---------- SOURCE MATERIAL
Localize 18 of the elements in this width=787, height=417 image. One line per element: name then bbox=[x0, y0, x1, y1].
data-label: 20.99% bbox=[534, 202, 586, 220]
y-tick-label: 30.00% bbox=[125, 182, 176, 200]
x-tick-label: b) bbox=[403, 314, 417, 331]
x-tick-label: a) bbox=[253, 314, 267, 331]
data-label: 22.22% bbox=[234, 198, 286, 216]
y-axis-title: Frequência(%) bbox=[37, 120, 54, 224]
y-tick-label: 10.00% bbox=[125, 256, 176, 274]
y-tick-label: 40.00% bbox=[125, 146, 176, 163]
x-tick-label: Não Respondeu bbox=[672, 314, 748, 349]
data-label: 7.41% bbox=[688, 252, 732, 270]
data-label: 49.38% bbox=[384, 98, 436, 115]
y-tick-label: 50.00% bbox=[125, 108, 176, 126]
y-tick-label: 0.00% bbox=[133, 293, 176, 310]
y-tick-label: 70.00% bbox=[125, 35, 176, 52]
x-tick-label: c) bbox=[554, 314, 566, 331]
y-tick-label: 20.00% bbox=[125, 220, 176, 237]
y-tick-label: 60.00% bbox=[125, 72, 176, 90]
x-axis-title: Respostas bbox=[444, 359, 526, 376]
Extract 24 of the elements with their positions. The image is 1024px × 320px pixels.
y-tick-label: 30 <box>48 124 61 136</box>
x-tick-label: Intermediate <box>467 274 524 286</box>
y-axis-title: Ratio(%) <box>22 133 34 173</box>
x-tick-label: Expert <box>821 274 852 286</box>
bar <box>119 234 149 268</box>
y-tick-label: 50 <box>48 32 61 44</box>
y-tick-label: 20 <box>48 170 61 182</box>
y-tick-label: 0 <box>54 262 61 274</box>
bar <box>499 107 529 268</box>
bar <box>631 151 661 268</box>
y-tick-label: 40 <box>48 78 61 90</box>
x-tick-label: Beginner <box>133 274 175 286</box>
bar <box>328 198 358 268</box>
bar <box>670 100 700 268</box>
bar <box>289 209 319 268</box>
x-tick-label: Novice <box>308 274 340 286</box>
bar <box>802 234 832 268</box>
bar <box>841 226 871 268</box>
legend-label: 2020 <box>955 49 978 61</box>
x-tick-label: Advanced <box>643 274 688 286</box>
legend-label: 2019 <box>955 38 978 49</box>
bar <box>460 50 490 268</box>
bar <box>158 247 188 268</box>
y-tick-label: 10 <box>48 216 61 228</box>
--------------------
WHAT THE TASK REQUIRES:
Pick out every line in the items above that contains the word "elements", matching case exactly, and copy each such line in full.

RESPONSE BELOW:
Localize 18 of the elements in this width=787, height=417 image. One line per element: name then bbox=[x0, y0, x1, y1].
Extract 24 of the elements with their positions. The image is 1024px × 320px pixels.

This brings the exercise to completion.